(Stored items)

● ● ● ● ● ● ●

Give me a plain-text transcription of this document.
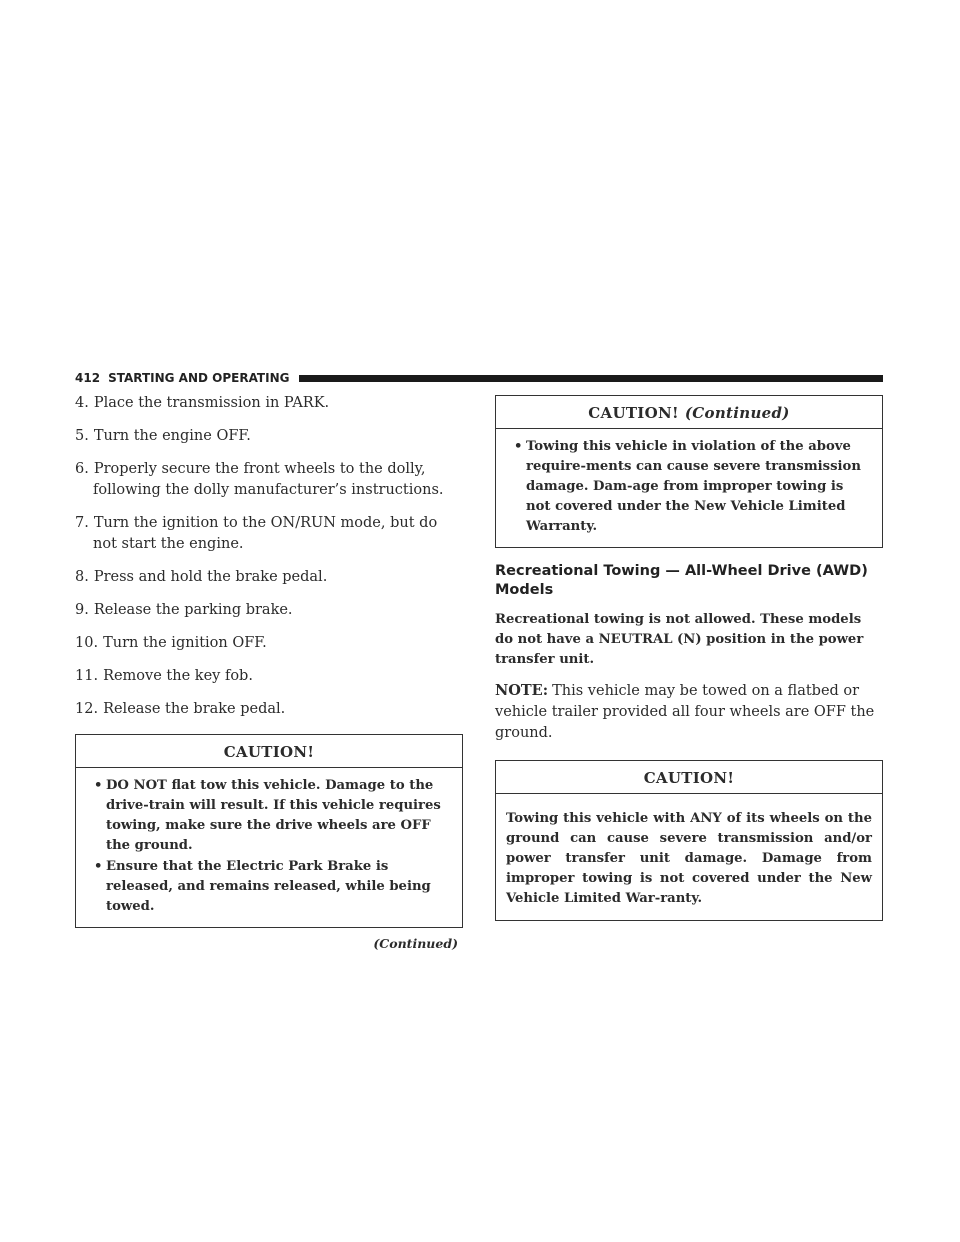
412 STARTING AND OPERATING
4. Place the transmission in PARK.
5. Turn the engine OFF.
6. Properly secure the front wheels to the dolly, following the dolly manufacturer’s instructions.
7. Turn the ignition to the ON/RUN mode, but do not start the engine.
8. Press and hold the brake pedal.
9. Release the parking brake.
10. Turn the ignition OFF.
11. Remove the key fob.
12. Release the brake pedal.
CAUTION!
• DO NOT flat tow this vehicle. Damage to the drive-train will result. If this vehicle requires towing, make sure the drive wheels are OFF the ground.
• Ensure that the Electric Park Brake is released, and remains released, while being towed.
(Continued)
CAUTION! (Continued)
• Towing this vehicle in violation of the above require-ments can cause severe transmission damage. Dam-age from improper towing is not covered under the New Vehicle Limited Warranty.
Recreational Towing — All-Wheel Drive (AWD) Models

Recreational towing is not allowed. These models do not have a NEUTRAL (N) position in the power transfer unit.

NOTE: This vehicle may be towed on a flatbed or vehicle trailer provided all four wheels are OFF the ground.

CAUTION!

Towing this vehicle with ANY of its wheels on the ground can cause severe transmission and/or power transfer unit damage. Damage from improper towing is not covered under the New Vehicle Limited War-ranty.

● ● ● ● ● ● ●

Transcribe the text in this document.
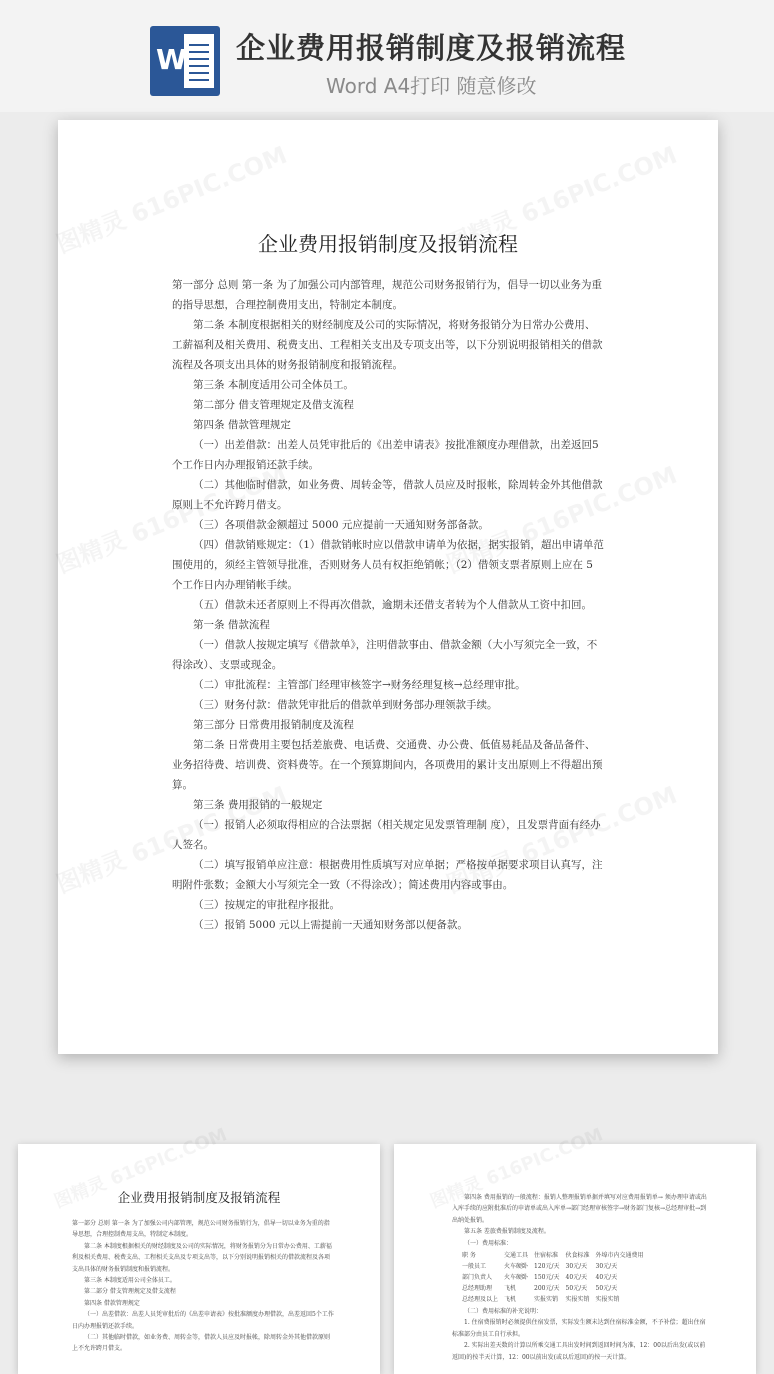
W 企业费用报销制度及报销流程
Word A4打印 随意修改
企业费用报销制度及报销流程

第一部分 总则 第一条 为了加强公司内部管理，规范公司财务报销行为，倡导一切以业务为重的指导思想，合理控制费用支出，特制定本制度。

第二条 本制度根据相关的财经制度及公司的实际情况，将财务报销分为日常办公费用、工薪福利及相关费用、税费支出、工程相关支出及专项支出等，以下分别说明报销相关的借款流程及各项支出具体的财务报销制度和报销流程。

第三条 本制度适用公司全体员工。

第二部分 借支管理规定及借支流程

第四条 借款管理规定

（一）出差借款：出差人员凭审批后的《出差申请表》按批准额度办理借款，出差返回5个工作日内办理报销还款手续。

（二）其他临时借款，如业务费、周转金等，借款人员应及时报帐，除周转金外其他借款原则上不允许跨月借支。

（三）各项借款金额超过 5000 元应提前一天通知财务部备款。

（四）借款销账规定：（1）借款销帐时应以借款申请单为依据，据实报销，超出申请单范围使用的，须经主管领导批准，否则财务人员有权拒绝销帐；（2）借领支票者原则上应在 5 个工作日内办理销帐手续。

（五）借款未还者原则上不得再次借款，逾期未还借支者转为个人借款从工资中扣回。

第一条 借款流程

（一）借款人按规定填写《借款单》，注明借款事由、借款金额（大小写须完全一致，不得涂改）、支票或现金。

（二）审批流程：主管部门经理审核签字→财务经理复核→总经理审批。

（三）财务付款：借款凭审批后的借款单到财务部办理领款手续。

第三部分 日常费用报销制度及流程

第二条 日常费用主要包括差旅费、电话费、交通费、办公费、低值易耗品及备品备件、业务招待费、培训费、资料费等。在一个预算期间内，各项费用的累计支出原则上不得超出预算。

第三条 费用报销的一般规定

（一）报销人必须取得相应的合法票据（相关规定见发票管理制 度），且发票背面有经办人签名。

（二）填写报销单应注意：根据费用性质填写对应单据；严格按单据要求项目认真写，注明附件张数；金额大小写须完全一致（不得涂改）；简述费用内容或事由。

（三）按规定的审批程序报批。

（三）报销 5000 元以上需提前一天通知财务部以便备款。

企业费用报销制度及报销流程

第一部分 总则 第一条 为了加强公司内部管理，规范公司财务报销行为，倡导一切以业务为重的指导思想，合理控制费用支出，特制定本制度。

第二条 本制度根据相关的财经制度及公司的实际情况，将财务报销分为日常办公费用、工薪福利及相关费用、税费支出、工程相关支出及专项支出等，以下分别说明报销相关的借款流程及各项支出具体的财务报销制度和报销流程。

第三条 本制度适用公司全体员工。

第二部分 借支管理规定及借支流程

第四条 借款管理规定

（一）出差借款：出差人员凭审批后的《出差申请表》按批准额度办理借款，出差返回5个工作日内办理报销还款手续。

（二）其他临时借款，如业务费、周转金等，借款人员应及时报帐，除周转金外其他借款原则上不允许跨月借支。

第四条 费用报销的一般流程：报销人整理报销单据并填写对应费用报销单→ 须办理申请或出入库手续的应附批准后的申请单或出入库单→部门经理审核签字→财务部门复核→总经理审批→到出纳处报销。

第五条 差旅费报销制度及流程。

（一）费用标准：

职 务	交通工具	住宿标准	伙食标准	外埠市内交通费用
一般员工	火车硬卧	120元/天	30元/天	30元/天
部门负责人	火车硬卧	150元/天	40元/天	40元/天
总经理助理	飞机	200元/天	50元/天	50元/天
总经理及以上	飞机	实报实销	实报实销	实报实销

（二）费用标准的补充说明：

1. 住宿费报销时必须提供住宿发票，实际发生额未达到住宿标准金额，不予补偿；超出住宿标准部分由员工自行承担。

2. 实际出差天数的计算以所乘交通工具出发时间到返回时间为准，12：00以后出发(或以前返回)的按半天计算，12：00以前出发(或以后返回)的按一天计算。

● ● ● ● ● ● ●

# WHAT YOU SHOULD DO:
Select the lines from the entries that include the word "ground".

# TASK OUTPUT:
• DO NOT flat tow this vehicle. Damage to the drive-train will result. If this vehicle requires towing, make sure the drive wheels are OFF the ground.
NOTE: This vehicle may be towed on a flatbed or vehicle trailer provided all four wheels are OFF the ground.
Towing this vehicle with ANY of its wheels on the ground can cause severe transmission and/or power transfer unit damage. Damage from improper towing is not covered under the New Vehicle Limited War-ranty.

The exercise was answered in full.